(Data tied to figure images)
....

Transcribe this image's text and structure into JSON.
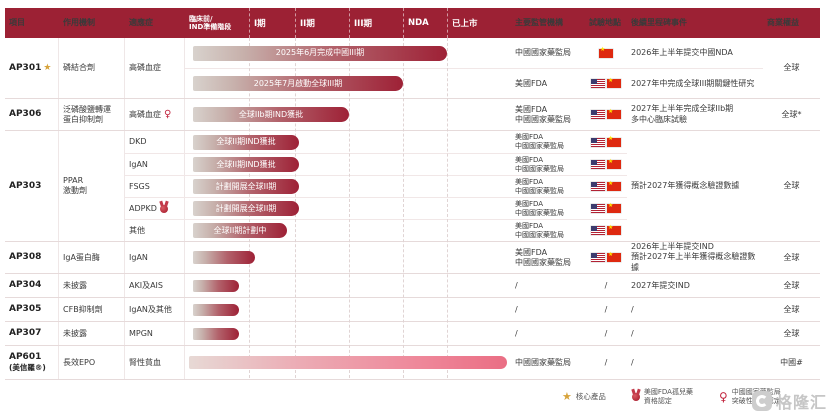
{
  "colors": {
    "header_bg": "#9c2134",
    "bar_dark": "#9e2136",
    "bar_light_end": "#d8d2cd",
    "bar_marketed": "#ea6e84",
    "star_gold": "#d7a33b",
    "flag_cn": "#de2910"
  },
  "header": {
    "project": "項目",
    "mechanism": "作用機制",
    "indication": "適應症",
    "preclinical_l1": "臨床前/",
    "preclinical_l2": "IND準備階段",
    "phase1": "I期",
    "phase2": "II期",
    "phase3": "III期",
    "nda": "NDA",
    "marketed": "已上市",
    "regulators": "主要監管機構",
    "sites": "試驗地點",
    "milestones": "後續里程碑事件",
    "rights": "商業權益"
  },
  "icons": {
    "star": "★",
    "breakthrough": "♀",
    "orphan_medal": "medal-shape"
  },
  "rows": {
    "ap301": {
      "project": "AP301",
      "mechanism": "磷結合劑",
      "indication": "高磷血症",
      "bar1": "2025年6月完成中國III期",
      "bar2": "2025年7月啟動全球III期",
      "sub1": {
        "regulator": "中國國家藥監局",
        "sites": [
          "cn"
        ],
        "milestone": "2026年上半年提交中國NDA"
      },
      "sub2": {
        "regulator": "美國FDA",
        "sites": [
          "us",
          "cn"
        ],
        "milestone": "2027年中完成全球III期關鍵性研究"
      },
      "rights": "全球"
    },
    "ap306": {
      "project": "AP306",
      "mechanism_l1": "泛磷酸鹽轉運",
      "mechanism_l2": "蛋白抑制劑",
      "indication": "高磷血症",
      "bar": "全球IIb期IND獲批",
      "regulator_l1": "美國FDA",
      "regulator_l2": "中國國家藥監局",
      "sites": [
        "us",
        "cn"
      ],
      "milestone_l1": "2027年上半年完成全球IIb期",
      "milestone_l2": "多中心臨床試驗",
      "rights": "全球*"
    },
    "ap303": {
      "project": "AP303",
      "mechanism_l1": "PPAR",
      "mechanism_l2": "激動劑",
      "sub": [
        {
          "indication": "DKD",
          "bar": "全球II期IND獲批",
          "regulator_l1": "美國FDA",
          "regulator_l2": "中國國家藥監局",
          "sites": [
            "us",
            "cn"
          ]
        },
        {
          "indication": "IgAN",
          "bar": "全球II期IND獲批",
          "regulator_l1": "美國FDA",
          "regulator_l2": "中國國家藥監局",
          "sites": [
            "us",
            "cn"
          ]
        },
        {
          "indication": "FSGS",
          "bar": "計劃開展全球II期",
          "regulator_l1": "美國FDA",
          "regulator_l2": "中國國家藥監局",
          "sites": [
            "us",
            "cn"
          ]
        },
        {
          "indication": "ADPKD",
          "orphan": true,
          "bar": "計劃開展全球II期",
          "regulator_l1": "美國FDA",
          "regulator_l2": "中國國家藥監局",
          "sites": [
            "us",
            "cn"
          ]
        },
        {
          "indication": "其他",
          "bar": "全球II期計劃中",
          "regulator_l1": "美國FDA",
          "regulator_l2": "中國國家藥監局",
          "sites": [
            "us",
            "cn"
          ]
        }
      ],
      "milestone": "預計2027年獲得概念驗證數據",
      "rights": "全球"
    },
    "ap308": {
      "project": "AP308",
      "mechanism": "IgA蛋白酶",
      "indication": "IgAN",
      "regulator_l1": "美國FDA",
      "regulator_l2": "中國國家藥監局",
      "sites": [
        "us",
        "cn"
      ],
      "milestone_l1": "2026年上半年提交IND",
      "milestone_l2": "預計2027年上半年獲得概念驗證數據",
      "rights": "全球"
    },
    "ap304": {
      "project": "AP304",
      "mechanism": "未披露",
      "indication": "AKI及AIS",
      "regulator": "/",
      "sites_text": "/",
      "milestone": "2027年提交IND",
      "rights": "全球"
    },
    "ap305": {
      "project": "AP305",
      "mechanism": "CFB抑制劑",
      "indication": "IgAN及其他",
      "regulator": "/",
      "sites_text": "/",
      "milestone": "/",
      "rights": "全球"
    },
    "ap307": {
      "project": "AP307",
      "mechanism": "未披露",
      "indication": "MPGN",
      "regulator": "/",
      "sites_text": "/",
      "milestone": "/",
      "rights": "全球"
    },
    "ap601": {
      "project_l1": "AP601",
      "project_l2": "(美信羅®)",
      "mechanism": "長效EPO",
      "indication": "腎性貧血",
      "regulator": "中國國家藥監局",
      "sites_text": "/",
      "milestone": "/",
      "rights": "中國#"
    }
  },
  "legend": {
    "core": "核心產品",
    "orphan_l1": "美國FDA孤兒藥",
    "orphan_l2": "資格認定",
    "btd_l1": "中國國家藥監局",
    "btd_l2": "突破性治療認定"
  },
  "watermark": "格隆汇",
  "chart_data": {
    "type": "table",
    "stage_columns": [
      "臨床前/IND準備階段",
      "I期",
      "II期",
      "III期",
      "NDA",
      "已上市"
    ],
    "programs": [
      {
        "project": "AP301",
        "core_product": true,
        "mechanism": "磷結合劑",
        "indications": [
          "高磷血症"
        ],
        "bars": [
          {
            "label": "2025年6月完成中國III期",
            "reaches": "NDA"
          },
          {
            "label": "2025年7月啟動全球III期",
            "reaches": "III期"
          }
        ],
        "regulators": [
          "中國國家藥監局",
          "美國FDA"
        ],
        "trial_sites": [
          "中國",
          "美國+中國"
        ],
        "milestones": [
          "2026年上半年提交中國NDA",
          "2027年中完成全球III期關鍵性研究"
        ],
        "rights": "全球"
      },
      {
        "project": "AP306",
        "mechanism": "泛磷酸鹽轉運蛋白抑制劑",
        "indications": [
          "高磷血症"
        ],
        "breakthrough_designation": true,
        "bars": [
          {
            "label": "全球IIb期IND獲批",
            "reaches": "II期"
          }
        ],
        "regulators": [
          "美國FDA",
          "中國國家藥監局"
        ],
        "trial_sites": [
          "美國+中國"
        ],
        "milestones": [
          "2027年上半年完成全球IIb期多中心臨床試驗"
        ],
        "rights": "全球*"
      },
      {
        "project": "AP303",
        "mechanism": "PPAR激動劑",
        "indications": [
          "DKD",
          "IgAN",
          "FSGS",
          "ADPKD",
          "其他"
        ],
        "orphan_designation_on": "ADPKD",
        "bars": [
          {
            "label": "全球II期IND獲批",
            "reaches": "I期"
          },
          {
            "label": "全球II期IND獲批",
            "reaches": "I期"
          },
          {
            "label": "計劃開展全球II期",
            "reaches": "I期"
          },
          {
            "label": "計劃開展全球II期",
            "reaches": "I期"
          },
          {
            "label": "全球II期計劃中",
            "reaches": "I期"
          }
        ],
        "regulators": [
          "美國FDA",
          "中國國家藥監局"
        ],
        "trial_sites": [
          "美國+中國"
        ],
        "milestones": [
          "預計2027年獲得概念驗證數據"
        ],
        "rights": "全球"
      },
      {
        "project": "AP308",
        "mechanism": "IgA蛋白酶",
        "indications": [
          "IgAN"
        ],
        "bars": [
          {
            "label": "",
            "reaches": "臨床前/IND準備階段"
          }
        ],
        "regulators": [
          "美國FDA",
          "中國國家藥監局"
        ],
        "trial_sites": [
          "美國+中國"
        ],
        "milestones": [
          "2026年上半年提交IND",
          "預計2027年上半年獲得概念驗證數據"
        ],
        "rights": "全球"
      },
      {
        "project": "AP304",
        "mechanism": "未披露",
        "indications": [
          "AKI及AIS"
        ],
        "bars": [
          {
            "label": "",
            "reaches": "臨床前/IND準備階段"
          }
        ],
        "regulators": [],
        "trial_sites": [],
        "milestones": [
          "2027年提交IND"
        ],
        "rights": "全球"
      },
      {
        "project": "AP305",
        "mechanism": "CFB抑制劑",
        "indications": [
          "IgAN及其他"
        ],
        "bars": [
          {
            "label": "",
            "reaches": "臨床前/IND準備階段"
          }
        ],
        "regulators": [],
        "trial_sites": [],
        "milestones": [],
        "rights": "全球"
      },
      {
        "project": "AP307",
        "mechanism": "未披露",
        "indications": [
          "MPGN"
        ],
        "bars": [
          {
            "label": "",
            "reaches": "臨床前/IND準備階段"
          }
        ],
        "regulators": [],
        "trial_sites": [],
        "milestones": [],
        "rights": "全球"
      },
      {
        "project": "AP601(美信羅®)",
        "mechanism": "長效EPO",
        "indications": [
          "腎性貧血"
        ],
        "bars": [
          {
            "label": "",
            "reaches": "已上市"
          }
        ],
        "regulators": [
          "中國國家藥監局"
        ],
        "trial_sites": [],
        "milestones": [],
        "rights": "中國#"
      }
    ]
  }
}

....

▸ What the task requires
Look through the entries above and list every line containing "ADPKD".

▸ Solution below
          "indication": "ADPKD",
          "ADPKD",
        "orphan_designation_on": "ADPKD",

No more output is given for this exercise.